::: DATASET RECORDS :::
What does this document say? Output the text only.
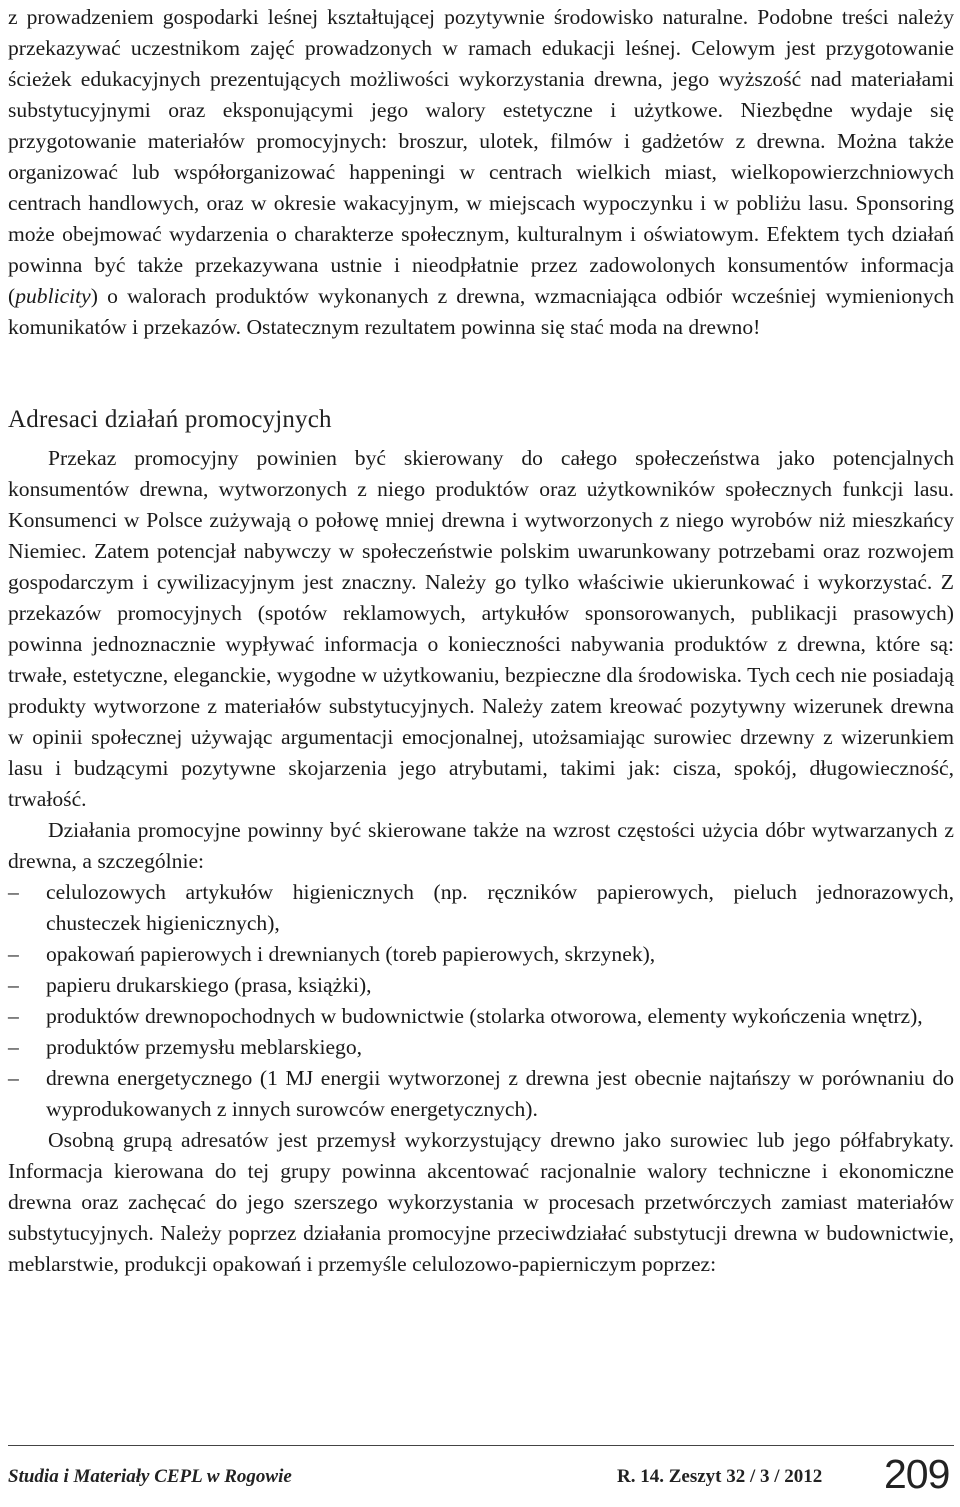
z prowadzeniem gospodarki leśnej kształtującej pozytywnie środowisko naturalne. Podobne treści należy przekazywać uczestnikom zajęć prowadzonych w ramach edukacji leśnej. Celowym jest przygotowanie ścieżek edukacyjnych prezentujących możliwości wykorzystania drewna, jego wyższość nad materiałami substytucyjnymi oraz eksponującymi jego walory estetyczne i użytkowe. Niezbędne wydaje się przygotowanie materiałów promocyjnych: broszur, ulotek, filmów i gadżetów z drewna. Można także organizować lub współorganizować happeningi w centrach wielkich miast, wielkopowierzchniowych centrach handlowych, oraz w okresie wakacyjnym, w miejscach wypoczynku i w pobliżu lasu. Sponsoring może obejmować wydarzenia o charakterze społecznym, kulturalnym i oświatowym. Efektem tych działań powinna być także przekazywana ustnie i nieodpłatnie przez zadowolonych konsumentów informacja (publicity) o walorach produktów wykonanych z drewna, wzmacniająca odbiór wcześniej wymienionych komunikatów i przekazów. Ostatecznym rezultatem powinna się stać moda na drewno!

Adresaci działań promocyjnych

Przekaz promocyjny powinien być skierowany do całego społeczeństwa jako potencjalnych konsumentów drewna, wytworzonych z niego produktów oraz użytkowników społecznych funkcji lasu. Konsumenci w Polsce zużywają o połowę mniej drewna i wytworzonych z niego wyrobów niż mieszkańcy Niemiec. Zatem potencjał nabywczy w społeczeństwie polskim uwarunkowany potrzebami oraz rozwojem gospodarczym i cywilizacyjnym jest znaczny. Należy go tylko właściwie ukierunkować i wykorzystać. Z przekazów promocyjnych (spotów reklamowych, artykułów sponsorowanych, publikacji prasowych) powinna jednoznacznie wypływać informacja o konieczności nabywania produktów z drewna, które są: trwałe, estetyczne, eleganckie, wygodne w użytkowaniu, bezpieczne dla środowiska. Tych cech nie posiadają produkty wytworzone z materiałów substytucyjnych. Należy zatem kreować pozytywny wizerunek drewna w opinii społecznej używając argumentacji emocjonalnej, utożsamiając surowiec drzewny z wizerunkiem lasu i budzącymi pozytywne skojarzenia jego atrybutami, takimi jak: cisza, spokój, długowieczność, trwałość.

Działania promocyjne powinny być skierowane także na wzrost częstości użycia dóbr wytwarzanych z drewna, a szczególnie:

– celulozowych artykułów higienicznych (np. ręczników papierowych, pieluch jednorazowych, chusteczek higienicznych),
– opakowań papierowych i drewnianych (toreb papierowych, skrzynek),
– papieru drukarskiego (prasa, książki),
– produktów drewnopochodnych w budownictwie (stolarka otworowa, elementy wykończenia wnętrz),
– produktów przemysłu meblarskiego,
– drewna energetycznego (1 MJ energii wytworzonej z drewna jest obecnie najtańszy w porównaniu do wyprodukowanych z innych surowców energetycznych).

Osobną grupą adresatów jest przemysł wykorzystujący drewno jako surowiec lub jego półfabrykaty. Informacja kierowana do tej grupy powinna akcentować racjonalnie walory techniczne i ekonomiczne drewna oraz zachęcać do jego szerszego wykorzystania w procesach przetwórczych zamiast materiałów substytucyjnych. Należy poprzez działania promocyjne przeciwdziałać substytucji drewna w budownictwie, meblarstwie, produkcji opakowań i przemyśle celulozowo-papierniczym poprzez:

Studia i Materiały CEPL w Rogowie	R. 14. Zeszyt 32 / 3 / 2012 209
:::
**DO THIS:**
Scan the material above for the string "papierowych" and report each line where you find it.

**TASK RESPONSE:**
– celulozowych artykułów higienicznych (np. ręczników papierowych, pieluch jednorazowych, chusteczek higienicznych),
– opakowań papierowych i drewnianych (toreb papierowych, skrzynek),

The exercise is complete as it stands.